• **Task to carry out**
Each line of the material below that holds the word "this" needs to be copied.

── Source records ──

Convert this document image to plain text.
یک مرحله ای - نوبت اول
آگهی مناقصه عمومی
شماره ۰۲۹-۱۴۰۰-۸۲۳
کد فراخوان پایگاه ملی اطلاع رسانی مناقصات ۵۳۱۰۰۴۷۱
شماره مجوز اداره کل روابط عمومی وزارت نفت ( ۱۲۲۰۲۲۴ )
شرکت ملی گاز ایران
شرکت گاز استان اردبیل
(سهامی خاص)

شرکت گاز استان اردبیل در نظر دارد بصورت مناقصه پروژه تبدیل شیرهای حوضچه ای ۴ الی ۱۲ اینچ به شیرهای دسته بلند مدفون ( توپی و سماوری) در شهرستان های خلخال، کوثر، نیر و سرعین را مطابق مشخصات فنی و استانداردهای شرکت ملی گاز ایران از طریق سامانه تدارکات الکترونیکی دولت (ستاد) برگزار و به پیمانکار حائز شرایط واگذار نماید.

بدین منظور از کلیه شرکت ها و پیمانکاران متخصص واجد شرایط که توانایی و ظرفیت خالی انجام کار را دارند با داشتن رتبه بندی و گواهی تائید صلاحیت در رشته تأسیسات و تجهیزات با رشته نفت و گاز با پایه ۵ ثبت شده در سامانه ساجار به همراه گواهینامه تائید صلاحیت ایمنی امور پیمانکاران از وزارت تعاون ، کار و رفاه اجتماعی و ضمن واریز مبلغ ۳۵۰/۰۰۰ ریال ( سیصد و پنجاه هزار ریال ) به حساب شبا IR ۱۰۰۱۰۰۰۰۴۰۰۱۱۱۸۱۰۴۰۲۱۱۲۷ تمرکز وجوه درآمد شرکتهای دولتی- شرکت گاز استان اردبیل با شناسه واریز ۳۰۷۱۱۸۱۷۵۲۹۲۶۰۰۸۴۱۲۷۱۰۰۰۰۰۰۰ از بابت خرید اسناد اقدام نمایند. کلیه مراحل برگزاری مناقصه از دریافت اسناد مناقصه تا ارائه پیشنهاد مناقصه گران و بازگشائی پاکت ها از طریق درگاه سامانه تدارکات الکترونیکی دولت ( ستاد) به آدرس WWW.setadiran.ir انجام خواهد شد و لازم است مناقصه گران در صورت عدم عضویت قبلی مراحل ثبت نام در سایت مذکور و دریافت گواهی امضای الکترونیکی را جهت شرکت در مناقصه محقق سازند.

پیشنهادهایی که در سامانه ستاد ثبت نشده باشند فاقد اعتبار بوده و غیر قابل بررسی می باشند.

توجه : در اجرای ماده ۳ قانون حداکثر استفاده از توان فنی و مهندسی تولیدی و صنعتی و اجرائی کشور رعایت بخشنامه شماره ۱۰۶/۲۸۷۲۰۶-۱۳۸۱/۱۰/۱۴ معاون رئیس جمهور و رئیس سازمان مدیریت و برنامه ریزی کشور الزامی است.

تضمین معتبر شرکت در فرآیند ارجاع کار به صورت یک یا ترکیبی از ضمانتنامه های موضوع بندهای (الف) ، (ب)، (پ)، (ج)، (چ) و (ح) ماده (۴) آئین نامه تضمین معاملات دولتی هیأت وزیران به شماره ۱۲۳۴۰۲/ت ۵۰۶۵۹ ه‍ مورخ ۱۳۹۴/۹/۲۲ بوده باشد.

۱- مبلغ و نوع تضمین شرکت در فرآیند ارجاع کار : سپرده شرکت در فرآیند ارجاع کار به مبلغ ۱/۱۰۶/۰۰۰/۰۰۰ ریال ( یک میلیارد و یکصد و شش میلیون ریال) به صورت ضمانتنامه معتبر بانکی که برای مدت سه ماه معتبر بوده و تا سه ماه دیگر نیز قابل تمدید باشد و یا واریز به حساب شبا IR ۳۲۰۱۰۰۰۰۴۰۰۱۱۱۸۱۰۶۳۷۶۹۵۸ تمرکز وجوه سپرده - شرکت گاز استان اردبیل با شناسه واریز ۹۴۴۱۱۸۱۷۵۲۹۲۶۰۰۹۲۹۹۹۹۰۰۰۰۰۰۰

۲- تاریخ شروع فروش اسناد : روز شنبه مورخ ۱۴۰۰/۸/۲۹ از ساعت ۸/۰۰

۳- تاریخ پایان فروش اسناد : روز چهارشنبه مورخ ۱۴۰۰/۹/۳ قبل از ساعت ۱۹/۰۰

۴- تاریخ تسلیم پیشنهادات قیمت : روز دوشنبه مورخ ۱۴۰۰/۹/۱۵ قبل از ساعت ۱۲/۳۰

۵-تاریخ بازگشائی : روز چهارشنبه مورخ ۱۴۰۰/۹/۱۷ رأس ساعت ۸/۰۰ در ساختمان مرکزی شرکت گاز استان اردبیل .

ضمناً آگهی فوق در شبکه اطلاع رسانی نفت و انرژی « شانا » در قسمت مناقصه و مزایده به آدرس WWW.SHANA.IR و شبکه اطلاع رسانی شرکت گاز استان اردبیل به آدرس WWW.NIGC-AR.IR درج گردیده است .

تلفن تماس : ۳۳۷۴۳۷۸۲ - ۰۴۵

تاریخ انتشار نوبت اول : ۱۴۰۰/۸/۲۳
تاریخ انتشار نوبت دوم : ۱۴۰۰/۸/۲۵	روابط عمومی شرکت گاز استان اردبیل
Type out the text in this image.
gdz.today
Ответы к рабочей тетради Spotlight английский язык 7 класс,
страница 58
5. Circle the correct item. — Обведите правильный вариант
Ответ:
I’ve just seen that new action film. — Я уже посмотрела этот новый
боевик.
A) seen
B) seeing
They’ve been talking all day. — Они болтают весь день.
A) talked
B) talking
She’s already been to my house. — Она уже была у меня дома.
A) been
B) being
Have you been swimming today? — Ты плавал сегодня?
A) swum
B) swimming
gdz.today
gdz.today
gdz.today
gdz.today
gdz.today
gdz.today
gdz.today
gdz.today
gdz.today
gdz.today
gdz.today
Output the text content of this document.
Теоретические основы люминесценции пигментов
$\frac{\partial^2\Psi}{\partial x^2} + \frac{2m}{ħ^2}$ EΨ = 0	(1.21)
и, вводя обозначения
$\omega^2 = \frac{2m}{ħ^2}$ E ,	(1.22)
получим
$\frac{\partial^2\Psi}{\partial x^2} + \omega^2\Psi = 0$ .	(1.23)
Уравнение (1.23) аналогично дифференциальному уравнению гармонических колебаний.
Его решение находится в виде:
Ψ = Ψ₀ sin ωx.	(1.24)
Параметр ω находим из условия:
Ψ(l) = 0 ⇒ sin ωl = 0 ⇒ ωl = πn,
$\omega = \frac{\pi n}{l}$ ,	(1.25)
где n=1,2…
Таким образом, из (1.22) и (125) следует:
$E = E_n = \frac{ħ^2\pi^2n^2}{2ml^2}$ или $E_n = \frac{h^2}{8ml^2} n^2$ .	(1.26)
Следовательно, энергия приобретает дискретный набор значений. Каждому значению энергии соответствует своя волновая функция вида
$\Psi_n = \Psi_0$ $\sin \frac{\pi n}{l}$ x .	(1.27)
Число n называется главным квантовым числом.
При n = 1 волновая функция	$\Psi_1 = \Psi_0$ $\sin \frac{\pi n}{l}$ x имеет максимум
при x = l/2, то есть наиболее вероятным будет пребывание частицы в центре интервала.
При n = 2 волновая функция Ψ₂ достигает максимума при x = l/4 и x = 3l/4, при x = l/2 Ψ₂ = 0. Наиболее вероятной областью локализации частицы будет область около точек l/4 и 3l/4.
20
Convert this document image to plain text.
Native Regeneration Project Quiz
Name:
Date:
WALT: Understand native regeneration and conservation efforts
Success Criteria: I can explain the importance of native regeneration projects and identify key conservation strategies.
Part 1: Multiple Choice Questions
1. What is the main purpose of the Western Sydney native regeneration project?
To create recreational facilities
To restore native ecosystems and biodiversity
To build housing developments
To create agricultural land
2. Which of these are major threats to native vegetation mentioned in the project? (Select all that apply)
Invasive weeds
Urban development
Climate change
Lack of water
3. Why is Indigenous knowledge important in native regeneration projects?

───

• **Solution**
Convert this document image to plain text.
Type out the text in this image.
Output the text content of this document.
Convert this document image to plain text.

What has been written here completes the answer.